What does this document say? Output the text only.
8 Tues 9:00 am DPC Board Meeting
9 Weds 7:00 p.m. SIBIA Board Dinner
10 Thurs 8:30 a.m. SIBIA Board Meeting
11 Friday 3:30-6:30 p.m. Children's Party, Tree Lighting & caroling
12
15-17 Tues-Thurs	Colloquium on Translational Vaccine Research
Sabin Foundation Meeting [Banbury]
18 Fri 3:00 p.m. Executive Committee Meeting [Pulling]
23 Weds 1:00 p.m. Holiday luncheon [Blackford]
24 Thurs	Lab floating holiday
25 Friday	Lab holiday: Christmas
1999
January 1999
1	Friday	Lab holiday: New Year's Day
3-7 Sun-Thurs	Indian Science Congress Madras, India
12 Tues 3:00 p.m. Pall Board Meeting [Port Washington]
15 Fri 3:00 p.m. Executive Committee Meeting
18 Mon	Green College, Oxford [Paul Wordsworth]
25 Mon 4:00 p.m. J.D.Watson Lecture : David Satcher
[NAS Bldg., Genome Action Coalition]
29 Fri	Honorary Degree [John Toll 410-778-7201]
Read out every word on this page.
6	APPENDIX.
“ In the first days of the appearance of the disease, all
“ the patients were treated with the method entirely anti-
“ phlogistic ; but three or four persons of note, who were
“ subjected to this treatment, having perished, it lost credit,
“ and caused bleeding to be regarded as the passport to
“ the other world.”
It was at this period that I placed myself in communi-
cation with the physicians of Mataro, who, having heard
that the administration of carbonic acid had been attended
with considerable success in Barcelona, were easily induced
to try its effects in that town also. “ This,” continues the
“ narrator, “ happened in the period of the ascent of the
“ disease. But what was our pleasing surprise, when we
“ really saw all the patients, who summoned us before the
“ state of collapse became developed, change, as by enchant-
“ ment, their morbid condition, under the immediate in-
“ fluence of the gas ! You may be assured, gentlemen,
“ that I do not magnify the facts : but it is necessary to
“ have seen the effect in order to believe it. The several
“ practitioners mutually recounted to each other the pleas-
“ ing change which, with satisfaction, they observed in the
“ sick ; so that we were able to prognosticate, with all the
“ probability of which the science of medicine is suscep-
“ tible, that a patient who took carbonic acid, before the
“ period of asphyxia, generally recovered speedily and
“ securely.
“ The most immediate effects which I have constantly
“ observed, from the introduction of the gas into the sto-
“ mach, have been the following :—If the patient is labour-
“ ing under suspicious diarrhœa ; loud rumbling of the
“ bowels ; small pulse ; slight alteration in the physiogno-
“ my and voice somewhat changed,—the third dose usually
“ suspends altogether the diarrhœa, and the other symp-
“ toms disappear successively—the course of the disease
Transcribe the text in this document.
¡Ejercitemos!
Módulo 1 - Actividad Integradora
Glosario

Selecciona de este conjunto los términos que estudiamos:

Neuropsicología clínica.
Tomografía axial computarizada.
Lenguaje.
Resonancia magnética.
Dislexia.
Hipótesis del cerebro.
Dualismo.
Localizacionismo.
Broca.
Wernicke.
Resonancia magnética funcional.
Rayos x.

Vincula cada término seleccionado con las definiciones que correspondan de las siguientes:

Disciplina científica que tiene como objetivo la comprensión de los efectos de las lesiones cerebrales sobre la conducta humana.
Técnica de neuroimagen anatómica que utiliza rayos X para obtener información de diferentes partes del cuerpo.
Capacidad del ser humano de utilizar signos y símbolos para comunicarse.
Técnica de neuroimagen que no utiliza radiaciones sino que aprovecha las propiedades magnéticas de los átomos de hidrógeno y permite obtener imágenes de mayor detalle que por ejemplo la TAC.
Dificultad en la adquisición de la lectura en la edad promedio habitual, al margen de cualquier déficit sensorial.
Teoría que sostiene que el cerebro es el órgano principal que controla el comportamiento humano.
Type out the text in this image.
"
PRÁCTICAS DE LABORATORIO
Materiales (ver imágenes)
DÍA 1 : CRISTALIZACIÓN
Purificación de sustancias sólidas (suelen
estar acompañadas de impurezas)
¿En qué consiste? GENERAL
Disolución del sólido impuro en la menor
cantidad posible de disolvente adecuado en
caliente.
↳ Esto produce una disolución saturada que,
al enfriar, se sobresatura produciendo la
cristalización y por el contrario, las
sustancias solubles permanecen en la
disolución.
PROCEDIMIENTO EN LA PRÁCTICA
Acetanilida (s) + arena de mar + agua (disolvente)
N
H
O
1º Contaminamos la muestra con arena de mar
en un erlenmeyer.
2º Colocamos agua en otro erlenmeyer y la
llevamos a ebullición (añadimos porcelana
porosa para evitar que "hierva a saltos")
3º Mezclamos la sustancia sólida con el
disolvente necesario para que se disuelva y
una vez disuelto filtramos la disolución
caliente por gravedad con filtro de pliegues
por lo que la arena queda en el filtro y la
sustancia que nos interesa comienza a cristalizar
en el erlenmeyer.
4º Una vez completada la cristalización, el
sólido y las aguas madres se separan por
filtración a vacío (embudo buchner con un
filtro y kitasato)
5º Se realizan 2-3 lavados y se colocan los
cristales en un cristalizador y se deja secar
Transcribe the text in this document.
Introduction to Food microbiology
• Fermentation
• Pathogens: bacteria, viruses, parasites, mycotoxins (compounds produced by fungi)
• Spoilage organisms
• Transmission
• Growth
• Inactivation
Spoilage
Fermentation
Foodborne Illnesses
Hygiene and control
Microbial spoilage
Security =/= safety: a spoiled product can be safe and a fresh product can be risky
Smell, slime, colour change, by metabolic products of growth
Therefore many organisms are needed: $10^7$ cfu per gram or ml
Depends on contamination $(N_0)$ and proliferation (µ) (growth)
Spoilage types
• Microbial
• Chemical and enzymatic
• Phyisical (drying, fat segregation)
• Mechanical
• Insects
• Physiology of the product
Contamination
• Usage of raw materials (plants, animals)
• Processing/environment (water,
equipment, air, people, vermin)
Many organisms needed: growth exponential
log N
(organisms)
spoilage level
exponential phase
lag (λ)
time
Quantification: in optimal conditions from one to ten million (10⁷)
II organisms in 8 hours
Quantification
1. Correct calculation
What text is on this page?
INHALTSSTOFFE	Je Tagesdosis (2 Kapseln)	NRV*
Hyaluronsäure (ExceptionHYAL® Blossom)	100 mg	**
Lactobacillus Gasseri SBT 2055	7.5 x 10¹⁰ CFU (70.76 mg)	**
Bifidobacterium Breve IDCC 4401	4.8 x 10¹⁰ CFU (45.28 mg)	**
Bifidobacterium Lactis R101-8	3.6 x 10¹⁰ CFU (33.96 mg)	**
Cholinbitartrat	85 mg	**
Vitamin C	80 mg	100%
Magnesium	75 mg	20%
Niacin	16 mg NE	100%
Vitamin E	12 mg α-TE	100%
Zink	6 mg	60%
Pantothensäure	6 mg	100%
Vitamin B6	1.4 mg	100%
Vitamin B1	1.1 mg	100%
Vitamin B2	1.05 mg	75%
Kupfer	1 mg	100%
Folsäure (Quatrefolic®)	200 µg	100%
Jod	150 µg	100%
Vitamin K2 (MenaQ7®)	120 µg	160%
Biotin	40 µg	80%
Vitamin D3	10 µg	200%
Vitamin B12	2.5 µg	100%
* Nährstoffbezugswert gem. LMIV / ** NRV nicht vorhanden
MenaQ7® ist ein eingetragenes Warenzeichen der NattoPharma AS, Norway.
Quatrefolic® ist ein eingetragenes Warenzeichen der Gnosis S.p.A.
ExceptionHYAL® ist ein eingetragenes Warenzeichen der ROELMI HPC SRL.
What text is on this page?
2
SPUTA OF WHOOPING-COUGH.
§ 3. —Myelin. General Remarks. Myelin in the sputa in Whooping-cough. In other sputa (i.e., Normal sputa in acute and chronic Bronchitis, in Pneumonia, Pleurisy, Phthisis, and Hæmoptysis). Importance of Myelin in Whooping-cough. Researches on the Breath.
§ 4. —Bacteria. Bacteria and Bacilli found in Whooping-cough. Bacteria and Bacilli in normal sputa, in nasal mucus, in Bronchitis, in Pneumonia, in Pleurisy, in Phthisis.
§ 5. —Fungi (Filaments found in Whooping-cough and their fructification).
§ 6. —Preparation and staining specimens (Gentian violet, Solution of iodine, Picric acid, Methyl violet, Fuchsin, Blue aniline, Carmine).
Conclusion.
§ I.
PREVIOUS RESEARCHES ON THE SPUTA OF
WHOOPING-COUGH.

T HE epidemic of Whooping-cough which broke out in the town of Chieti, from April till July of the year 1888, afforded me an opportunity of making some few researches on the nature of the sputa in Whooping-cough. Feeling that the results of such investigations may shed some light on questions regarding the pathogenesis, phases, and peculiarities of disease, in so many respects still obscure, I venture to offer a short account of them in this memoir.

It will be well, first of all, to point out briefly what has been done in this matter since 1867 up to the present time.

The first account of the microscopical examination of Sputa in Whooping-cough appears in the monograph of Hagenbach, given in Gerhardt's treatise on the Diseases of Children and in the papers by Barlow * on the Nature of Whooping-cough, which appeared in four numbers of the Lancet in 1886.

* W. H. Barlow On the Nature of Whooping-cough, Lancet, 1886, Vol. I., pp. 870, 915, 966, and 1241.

+ + + + + + +

• **ASSIGNED TASK**
Show each line from the listing above that includes the word "Vitamin".

• **EXERCISE SOLUTION**
Vitamin C	80 mg	100%
Vitamin E	12 mg α-TE	100%
Vitamin B6	1.4 mg	100%
Vitamin B1	1.1 mg	100%
Vitamin B2	1.05 mg	75%
Vitamin K2 (MenaQ7®)	120 µg	160%
Vitamin D3	10 µg	200%
Vitamin B12	2.5 µg	100%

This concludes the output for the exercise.